▸ **TASK STATEMENT**
Look for the string "Innovation" and copy every line that has it.

▸ **EXTRACTED DATA**
* Start *

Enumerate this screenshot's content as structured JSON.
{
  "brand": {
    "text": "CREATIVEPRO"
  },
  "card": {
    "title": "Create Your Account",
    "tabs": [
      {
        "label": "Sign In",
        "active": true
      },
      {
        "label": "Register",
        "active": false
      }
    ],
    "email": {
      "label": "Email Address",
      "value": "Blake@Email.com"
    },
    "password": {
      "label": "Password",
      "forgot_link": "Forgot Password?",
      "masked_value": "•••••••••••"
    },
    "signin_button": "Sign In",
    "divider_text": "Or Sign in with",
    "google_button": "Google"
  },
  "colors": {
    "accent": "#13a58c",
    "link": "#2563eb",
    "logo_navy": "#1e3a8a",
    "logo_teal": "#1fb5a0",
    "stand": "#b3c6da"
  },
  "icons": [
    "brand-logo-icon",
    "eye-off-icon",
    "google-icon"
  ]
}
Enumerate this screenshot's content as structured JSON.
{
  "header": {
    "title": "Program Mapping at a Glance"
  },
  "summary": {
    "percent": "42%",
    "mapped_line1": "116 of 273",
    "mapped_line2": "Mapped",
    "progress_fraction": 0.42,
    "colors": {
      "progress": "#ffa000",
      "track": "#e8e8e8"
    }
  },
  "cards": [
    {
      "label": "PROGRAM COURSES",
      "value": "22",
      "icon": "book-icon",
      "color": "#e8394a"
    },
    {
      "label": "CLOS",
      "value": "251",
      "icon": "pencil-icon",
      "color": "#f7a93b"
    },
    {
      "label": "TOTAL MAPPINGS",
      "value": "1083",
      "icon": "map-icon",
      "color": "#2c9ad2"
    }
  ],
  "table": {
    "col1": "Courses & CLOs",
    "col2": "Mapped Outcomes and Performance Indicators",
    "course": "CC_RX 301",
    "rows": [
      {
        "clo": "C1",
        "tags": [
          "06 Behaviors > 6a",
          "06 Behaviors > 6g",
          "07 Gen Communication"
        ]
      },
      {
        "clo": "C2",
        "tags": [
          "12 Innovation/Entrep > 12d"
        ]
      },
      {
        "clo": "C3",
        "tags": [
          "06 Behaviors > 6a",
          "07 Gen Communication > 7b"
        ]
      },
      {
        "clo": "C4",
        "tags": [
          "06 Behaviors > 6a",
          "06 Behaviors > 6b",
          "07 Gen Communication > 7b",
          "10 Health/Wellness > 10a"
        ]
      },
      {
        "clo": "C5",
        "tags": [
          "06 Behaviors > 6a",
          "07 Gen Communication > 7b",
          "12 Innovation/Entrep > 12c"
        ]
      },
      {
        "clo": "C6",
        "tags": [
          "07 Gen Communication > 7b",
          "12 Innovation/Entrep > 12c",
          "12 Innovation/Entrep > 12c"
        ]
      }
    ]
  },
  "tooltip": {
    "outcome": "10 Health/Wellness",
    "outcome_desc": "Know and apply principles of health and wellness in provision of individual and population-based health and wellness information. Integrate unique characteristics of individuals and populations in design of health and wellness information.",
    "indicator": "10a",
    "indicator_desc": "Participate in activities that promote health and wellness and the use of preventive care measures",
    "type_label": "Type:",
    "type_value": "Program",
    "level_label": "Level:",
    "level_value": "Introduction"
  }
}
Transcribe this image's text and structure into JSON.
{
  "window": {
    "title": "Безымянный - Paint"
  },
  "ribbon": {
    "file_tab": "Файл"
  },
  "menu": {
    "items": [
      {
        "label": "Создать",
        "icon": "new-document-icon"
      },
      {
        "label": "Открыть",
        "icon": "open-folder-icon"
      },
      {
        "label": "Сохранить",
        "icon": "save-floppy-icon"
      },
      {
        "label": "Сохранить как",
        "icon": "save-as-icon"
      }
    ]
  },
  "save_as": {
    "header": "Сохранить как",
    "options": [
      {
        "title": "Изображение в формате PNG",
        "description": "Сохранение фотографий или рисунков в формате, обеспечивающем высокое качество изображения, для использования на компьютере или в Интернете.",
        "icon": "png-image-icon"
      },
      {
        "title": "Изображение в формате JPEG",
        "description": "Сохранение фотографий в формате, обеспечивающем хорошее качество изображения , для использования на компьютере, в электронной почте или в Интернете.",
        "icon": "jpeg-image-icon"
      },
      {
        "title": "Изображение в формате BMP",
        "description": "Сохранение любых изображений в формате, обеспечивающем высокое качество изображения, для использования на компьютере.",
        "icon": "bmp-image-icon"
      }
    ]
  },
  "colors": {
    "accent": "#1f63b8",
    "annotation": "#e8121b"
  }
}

* End *

▸ **RESPONSE BELOW**
          "12 Innovation/Entrep > 12d"
          "12 Innovation/Entrep > 12c"
          "12 Innovation/Entrep > 12c",
          "12 Innovation/Entrep > 12c"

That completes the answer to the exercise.